#### Short problem
Look through the data below. Show each line where the string "WORKING" occurs.

#### Listed entries
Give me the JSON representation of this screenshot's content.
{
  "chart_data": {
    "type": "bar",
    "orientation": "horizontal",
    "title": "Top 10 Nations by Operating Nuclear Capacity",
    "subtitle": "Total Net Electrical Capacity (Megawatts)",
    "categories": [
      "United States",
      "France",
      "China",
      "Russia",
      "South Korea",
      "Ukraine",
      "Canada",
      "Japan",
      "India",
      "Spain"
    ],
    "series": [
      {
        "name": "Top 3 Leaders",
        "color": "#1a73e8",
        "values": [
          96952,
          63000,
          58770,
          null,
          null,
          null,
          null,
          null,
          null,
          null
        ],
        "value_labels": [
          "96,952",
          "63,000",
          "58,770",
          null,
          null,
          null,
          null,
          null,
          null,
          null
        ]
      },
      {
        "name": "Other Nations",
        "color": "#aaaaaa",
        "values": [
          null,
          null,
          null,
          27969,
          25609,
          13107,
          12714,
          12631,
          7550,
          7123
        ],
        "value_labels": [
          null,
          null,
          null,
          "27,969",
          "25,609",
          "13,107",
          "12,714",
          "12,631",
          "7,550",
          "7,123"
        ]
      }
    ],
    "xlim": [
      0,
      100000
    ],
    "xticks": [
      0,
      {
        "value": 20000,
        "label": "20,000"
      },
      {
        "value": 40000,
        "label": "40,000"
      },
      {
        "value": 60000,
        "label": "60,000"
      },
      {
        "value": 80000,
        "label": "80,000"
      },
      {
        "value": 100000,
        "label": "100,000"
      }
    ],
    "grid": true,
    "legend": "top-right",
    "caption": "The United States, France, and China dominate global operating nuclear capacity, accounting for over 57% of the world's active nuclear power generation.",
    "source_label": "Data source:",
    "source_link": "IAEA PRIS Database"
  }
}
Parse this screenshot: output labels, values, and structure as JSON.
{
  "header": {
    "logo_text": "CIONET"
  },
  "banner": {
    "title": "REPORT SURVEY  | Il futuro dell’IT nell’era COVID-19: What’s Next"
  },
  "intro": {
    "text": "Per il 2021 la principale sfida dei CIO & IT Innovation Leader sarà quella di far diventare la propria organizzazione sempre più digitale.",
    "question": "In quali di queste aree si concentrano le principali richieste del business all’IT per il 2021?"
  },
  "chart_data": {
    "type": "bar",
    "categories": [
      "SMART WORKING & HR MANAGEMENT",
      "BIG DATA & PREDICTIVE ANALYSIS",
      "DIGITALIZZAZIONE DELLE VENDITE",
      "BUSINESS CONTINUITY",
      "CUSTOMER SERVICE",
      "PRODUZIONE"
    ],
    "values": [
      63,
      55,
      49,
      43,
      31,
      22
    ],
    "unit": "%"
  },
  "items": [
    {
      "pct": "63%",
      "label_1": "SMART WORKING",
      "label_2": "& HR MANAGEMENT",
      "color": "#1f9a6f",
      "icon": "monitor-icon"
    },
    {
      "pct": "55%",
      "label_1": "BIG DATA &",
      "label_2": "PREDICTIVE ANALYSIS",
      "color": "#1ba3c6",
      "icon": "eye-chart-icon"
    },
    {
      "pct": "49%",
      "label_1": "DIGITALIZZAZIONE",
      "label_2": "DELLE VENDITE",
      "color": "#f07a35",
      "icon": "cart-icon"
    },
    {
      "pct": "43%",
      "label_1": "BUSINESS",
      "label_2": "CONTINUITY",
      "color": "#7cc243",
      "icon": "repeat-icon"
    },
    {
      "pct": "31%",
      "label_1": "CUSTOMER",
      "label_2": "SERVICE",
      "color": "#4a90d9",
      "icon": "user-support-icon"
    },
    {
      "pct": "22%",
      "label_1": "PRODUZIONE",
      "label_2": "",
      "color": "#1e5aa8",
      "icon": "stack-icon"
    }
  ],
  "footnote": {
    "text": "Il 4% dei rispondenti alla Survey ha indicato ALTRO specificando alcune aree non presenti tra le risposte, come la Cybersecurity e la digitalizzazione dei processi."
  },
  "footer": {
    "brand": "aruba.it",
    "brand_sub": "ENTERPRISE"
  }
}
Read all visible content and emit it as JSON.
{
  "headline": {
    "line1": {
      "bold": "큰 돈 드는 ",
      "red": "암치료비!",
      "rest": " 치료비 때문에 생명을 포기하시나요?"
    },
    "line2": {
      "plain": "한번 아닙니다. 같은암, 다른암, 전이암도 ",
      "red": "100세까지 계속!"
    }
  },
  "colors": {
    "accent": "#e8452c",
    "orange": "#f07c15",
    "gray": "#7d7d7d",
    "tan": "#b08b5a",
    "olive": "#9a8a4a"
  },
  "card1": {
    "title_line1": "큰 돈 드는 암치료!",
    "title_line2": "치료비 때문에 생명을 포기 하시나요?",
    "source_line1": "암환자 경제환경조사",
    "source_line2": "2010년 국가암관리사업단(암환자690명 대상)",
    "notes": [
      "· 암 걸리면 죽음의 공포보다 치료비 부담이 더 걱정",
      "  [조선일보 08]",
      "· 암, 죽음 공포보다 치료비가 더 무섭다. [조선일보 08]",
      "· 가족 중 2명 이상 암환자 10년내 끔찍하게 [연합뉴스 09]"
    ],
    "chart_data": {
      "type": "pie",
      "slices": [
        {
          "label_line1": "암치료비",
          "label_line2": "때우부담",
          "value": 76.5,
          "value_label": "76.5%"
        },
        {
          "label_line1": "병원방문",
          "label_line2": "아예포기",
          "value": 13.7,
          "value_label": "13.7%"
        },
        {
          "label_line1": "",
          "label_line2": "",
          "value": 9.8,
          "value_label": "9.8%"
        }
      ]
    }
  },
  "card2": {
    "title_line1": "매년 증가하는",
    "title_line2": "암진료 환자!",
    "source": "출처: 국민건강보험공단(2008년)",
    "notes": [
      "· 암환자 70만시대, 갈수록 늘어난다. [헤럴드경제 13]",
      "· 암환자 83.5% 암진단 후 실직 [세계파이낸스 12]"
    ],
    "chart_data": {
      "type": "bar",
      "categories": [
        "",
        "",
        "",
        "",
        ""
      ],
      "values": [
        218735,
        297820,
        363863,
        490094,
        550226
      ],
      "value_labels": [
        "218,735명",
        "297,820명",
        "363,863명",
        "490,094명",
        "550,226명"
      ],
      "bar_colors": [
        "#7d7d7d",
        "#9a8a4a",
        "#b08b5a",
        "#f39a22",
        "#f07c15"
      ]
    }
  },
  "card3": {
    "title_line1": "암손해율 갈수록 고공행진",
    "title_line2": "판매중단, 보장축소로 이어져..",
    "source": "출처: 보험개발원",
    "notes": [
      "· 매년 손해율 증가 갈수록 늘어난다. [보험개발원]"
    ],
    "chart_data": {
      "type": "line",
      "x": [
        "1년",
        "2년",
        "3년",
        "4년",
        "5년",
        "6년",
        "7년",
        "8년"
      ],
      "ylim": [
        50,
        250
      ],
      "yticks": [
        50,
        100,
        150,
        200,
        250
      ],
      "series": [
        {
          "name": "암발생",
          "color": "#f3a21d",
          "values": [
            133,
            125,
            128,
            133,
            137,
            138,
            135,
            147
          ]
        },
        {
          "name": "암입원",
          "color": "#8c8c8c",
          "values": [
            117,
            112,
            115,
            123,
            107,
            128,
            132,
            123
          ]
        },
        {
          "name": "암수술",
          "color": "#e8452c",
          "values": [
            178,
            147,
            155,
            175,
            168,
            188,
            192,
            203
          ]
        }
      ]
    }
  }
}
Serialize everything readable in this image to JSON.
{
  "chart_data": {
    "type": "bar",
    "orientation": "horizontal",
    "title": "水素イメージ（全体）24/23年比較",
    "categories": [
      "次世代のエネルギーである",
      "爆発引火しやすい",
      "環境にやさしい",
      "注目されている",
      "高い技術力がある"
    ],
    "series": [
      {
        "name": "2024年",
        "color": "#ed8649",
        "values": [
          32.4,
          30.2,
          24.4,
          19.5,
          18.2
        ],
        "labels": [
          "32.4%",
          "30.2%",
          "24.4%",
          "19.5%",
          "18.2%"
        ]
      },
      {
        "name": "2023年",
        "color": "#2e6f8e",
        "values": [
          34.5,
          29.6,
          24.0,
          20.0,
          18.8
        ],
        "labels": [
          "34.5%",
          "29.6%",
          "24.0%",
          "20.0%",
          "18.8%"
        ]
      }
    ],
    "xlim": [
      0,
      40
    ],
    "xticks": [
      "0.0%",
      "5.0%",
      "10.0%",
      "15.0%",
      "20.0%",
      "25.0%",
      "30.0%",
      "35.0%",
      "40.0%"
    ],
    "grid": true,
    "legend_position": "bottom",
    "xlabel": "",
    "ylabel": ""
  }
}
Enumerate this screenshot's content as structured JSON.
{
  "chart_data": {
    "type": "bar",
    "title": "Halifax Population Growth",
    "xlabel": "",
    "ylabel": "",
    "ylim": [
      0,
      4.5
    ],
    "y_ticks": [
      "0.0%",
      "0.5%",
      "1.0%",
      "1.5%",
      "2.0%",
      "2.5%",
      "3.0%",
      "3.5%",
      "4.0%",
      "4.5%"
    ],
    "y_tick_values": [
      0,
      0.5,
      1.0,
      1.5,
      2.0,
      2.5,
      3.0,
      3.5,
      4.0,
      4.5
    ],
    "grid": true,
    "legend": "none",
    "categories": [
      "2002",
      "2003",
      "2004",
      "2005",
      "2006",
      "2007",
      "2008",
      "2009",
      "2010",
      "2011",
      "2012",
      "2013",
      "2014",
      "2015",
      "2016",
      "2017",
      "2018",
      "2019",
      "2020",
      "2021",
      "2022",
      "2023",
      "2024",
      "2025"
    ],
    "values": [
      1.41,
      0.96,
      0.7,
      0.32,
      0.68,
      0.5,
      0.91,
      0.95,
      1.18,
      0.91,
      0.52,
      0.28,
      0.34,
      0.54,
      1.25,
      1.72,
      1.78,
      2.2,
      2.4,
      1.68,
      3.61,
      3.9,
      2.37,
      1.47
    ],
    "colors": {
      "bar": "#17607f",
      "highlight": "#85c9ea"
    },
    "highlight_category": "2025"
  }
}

#### Output of the task
      "SMART WORKING & HR MANAGEMENT",
      "label_1": "SMART WORKING",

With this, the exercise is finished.